## Problem to work on:
Count the lines in the data below where the string "Montcaret" occurs, please, and give the number alone.

Stored items from a collection:
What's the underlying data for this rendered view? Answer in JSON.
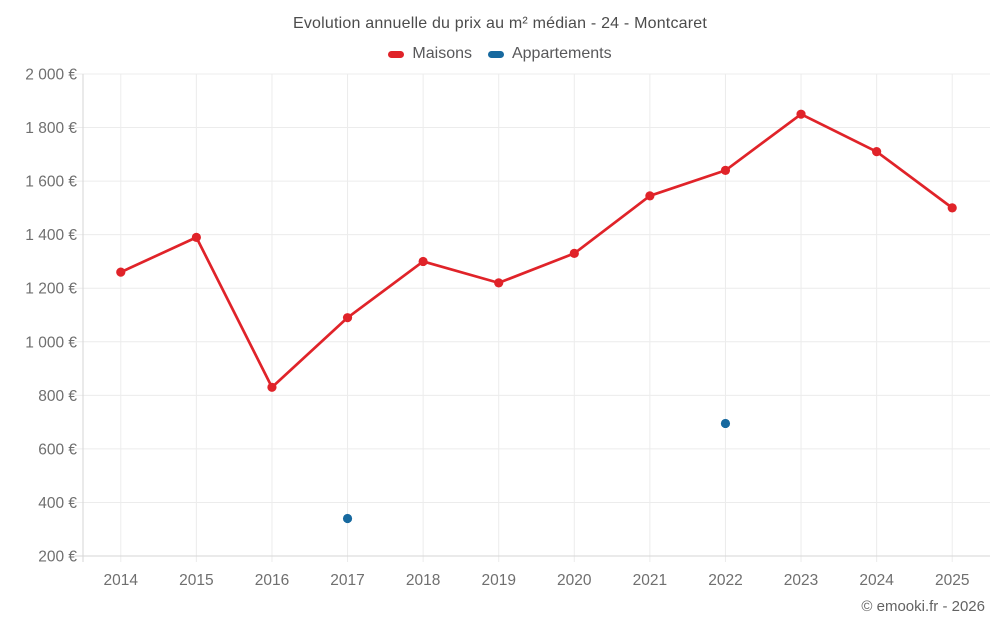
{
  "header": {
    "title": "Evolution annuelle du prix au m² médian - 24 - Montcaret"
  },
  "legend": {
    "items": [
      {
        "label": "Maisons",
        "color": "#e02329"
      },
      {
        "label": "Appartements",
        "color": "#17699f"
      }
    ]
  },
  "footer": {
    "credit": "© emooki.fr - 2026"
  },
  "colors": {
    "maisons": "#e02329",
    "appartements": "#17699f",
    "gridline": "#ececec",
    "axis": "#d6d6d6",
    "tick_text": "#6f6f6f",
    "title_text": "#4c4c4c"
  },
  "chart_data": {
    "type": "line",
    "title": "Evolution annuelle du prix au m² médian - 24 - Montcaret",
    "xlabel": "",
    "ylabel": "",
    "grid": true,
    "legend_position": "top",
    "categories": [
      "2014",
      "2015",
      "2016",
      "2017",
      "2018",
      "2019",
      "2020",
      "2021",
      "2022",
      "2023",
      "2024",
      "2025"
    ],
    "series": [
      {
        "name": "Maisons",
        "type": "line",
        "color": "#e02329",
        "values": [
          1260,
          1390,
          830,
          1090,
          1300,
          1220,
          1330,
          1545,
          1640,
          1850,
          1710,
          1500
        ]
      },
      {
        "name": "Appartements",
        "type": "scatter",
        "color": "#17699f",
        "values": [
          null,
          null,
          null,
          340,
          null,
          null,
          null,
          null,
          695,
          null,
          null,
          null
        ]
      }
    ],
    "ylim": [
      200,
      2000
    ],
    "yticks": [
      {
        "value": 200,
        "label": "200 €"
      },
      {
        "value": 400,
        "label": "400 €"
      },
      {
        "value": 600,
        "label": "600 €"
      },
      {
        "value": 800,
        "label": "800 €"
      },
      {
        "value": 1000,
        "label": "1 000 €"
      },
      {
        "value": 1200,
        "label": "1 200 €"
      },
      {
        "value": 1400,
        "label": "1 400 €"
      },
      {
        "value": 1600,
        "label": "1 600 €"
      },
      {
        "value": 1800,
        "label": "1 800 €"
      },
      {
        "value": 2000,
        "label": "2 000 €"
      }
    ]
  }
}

## Written solution:
2